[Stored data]
☆ ☆ ☆
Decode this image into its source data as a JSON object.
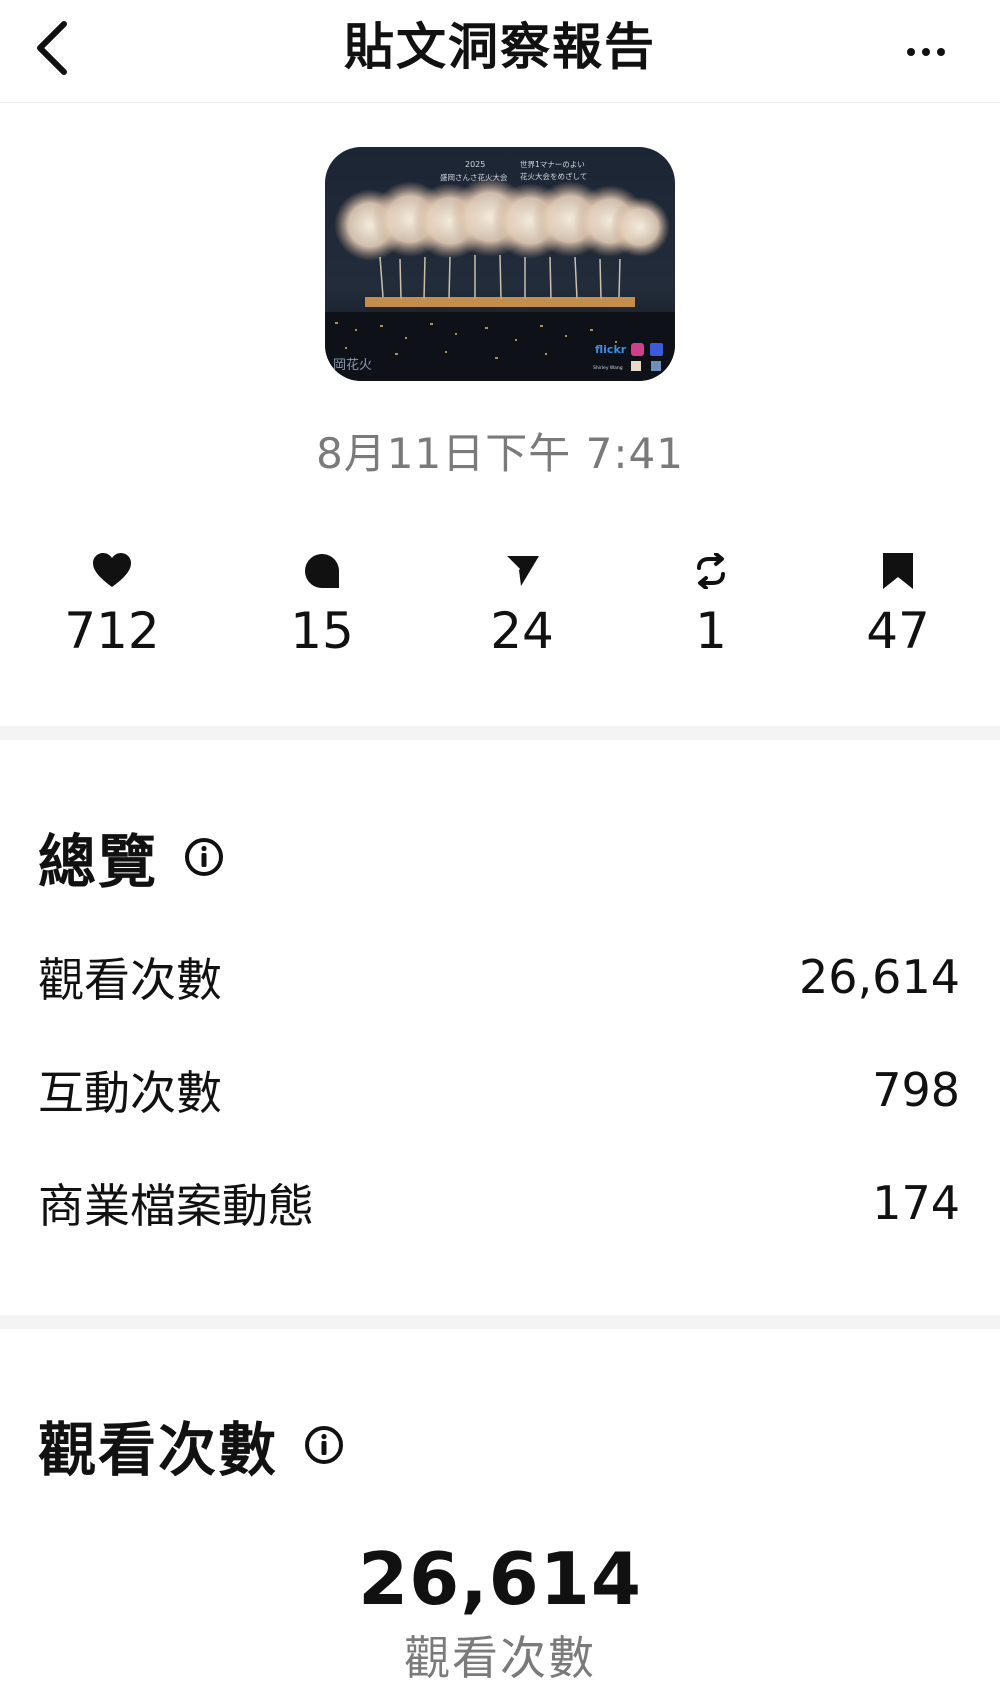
{
  "header": {
    "title": "貼文洞察報告",
    "back_icon": "chevron-left-icon",
    "more_icon": "more-horizontal-icon"
  },
  "post": {
    "thumbnail_alt": "fireworks photo",
    "thumbnail_text": {
      "year": "2025",
      "left_caption": "盛岡さんさ花火大会",
      "right_caption_1": "世界1マナーのよい",
      "right_caption_2": "花火大会をめざして",
      "brand": "flickr",
      "signature": "岡花火",
      "credit": "Shirley Wang"
    },
    "time": "8月11日下午 7:41"
  },
  "stats": [
    {
      "icon": "heart-icon",
      "value": "712"
    },
    {
      "icon": "comment-icon",
      "value": "15"
    },
    {
      "icon": "send-icon",
      "value": "24"
    },
    {
      "icon": "repost-icon",
      "value": "1"
    },
    {
      "icon": "bookmark-icon",
      "value": "47"
    }
  ],
  "overview": {
    "title": "總覽",
    "rows": [
      {
        "label": "觀看次數",
        "value": "26,614"
      },
      {
        "label": "互動次數",
        "value": "798"
      },
      {
        "label": "商業檔案動態",
        "value": "174"
      }
    ]
  },
  "views": {
    "title": "觀看次數",
    "total": "26,614",
    "label": "觀看次數"
  },
  "colors": {
    "text": "#111111",
    "muted": "#7a7a7a",
    "divider": "#f4f4f4"
  }
}
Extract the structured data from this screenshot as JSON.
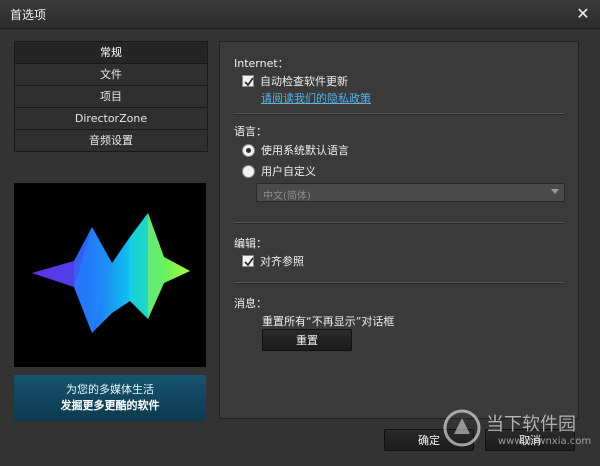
{
  "window": {
    "title": "首选项",
    "close_glyph": "✕"
  },
  "nav": {
    "items": [
      {
        "label": "常规",
        "active": true
      },
      {
        "label": "文件",
        "active": false
      },
      {
        "label": "项目",
        "active": false
      },
      {
        "label": "DirectorZone",
        "active": false
      },
      {
        "label": "音频设置",
        "active": false
      }
    ]
  },
  "promo": {
    "line1": "为您的多媒体生活",
    "line2": "发掘更多更酷的软件"
  },
  "internet": {
    "title": "Internet：",
    "auto_update_label": "自动检查软件更新",
    "auto_update_checked": true,
    "privacy_link": "请阅读我们的隐私政策"
  },
  "language": {
    "title": "语言：",
    "option_system": "使用系统默认语言",
    "option_custom": "用户自定义",
    "selected": "system",
    "select_value": "中文(简体)"
  },
  "edit": {
    "title": "编辑：",
    "snap_label": "对齐参照",
    "snap_checked": true
  },
  "messages": {
    "title": "消息：",
    "reset_desc": "重置所有“不再显示”对话框",
    "reset_button": "重置"
  },
  "footer": {
    "ok_button": "确定",
    "cancel_button": "取消"
  },
  "watermark": {
    "text": "当下软件园",
    "url": "www.downxia.com"
  },
  "colors": {
    "link": "#5ab0e8",
    "promo_bg": "#16536e",
    "panel_bg": "#3a3a3a"
  }
}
☆ ☆ ☆
- PROBLEM DETAILS
Reproduce all of the material above word for word. Omit the pictures.

- TASK RESPONSE
Decode this image into its source data as a JSON object.
{
  "header": {
    "title": "貼文洞察報告",
    "back_icon": "chevron-left-icon",
    "more_icon": "more-horizontal-icon"
  },
  "post": {
    "thumbnail_alt": "fireworks photo",
    "thumbnail_text": {
      "year": "2025",
      "left_caption": "盛岡さんさ花火大会",
      "right_caption_1": "世界1マナーのよい",
      "right_caption_2": "花火大会をめざして",
      "brand": "flickr",
      "signature": "岡花火",
      "credit": "Shirley Wang"
    },
    "time": "8月11日下午 7:41"
  },
  "stats": [
    {
      "icon": "heart-icon",
      "value": "712"
    },
    {
      "icon": "comment-icon",
      "value": "15"
    },
    {
      "icon": "send-icon",
      "value": "24"
    },
    {
      "icon": "repost-icon",
      "value": "1"
    },
    {
      "icon": "bookmark-icon",
      "value": "47"
    }
  ],
  "overview": {
    "title": "總覽",
    "rows": [
      {
        "label": "觀看次數",
        "value": "26,614"
      },
      {
        "label": "互動次數",
        "value": "798"
      },
      {
        "label": "商業檔案動態",
        "value": "174"
      }
    ]
  },
  "views": {
    "title": "觀看次數",
    "total": "26,614",
    "label": "觀看次數"
  },
  "colors": {
    "text": "#111111",
    "muted": "#7a7a7a",
    "divider": "#f4f4f4"
  }
}
Extract the structured data from this screenshot as JSON.
{
  "window": {
    "title": "首选项",
    "close_glyph": "✕"
  },
  "nav": {
    "items": [
      {
        "label": "常规",
        "active": true
      },
      {
        "label": "文件",
        "active": false
      },
      {
        "label": "项目",
        "active": false
      },
      {
        "label": "DirectorZone",
        "active": false
      },
      {
        "label": "音频设置",
        "active": false
      }
    ]
  },
  "promo": {
    "line1": "为您的多媒体生活",
    "line2": "发掘更多更酷的软件"
  },
  "internet": {
    "title": "Internet：",
    "auto_update_label": "自动检查软件更新",
    "auto_update_checked": true,
    "privacy_link": "请阅读我们的隐私政策"
  },
  "language": {
    "title": "语言：",
    "option_system": "使用系统默认语言",
    "option_custom": "用户自定义",
    "selected": "system",
    "select_value": "中文(简体)"
  },
  "edit": {
    "title": "编辑：",
    "snap_label": "对齐参照",
    "snap_checked": true
  },
  "messages": {
    "title": "消息：",
    "reset_desc": "重置所有“不再显示”对话框",
    "reset_button": "重置"
  },
  "footer": {
    "ok_button": "确定",
    "cancel_button": "取消"
  },
  "watermark": {
    "text": "当下软件园",
    "url": "www.downxia.com"
  },
  "colors": {
    "link": "#5ab0e8",
    "promo_bg": "#16536e",
    "panel_bg": "#3a3a3a"
  }
}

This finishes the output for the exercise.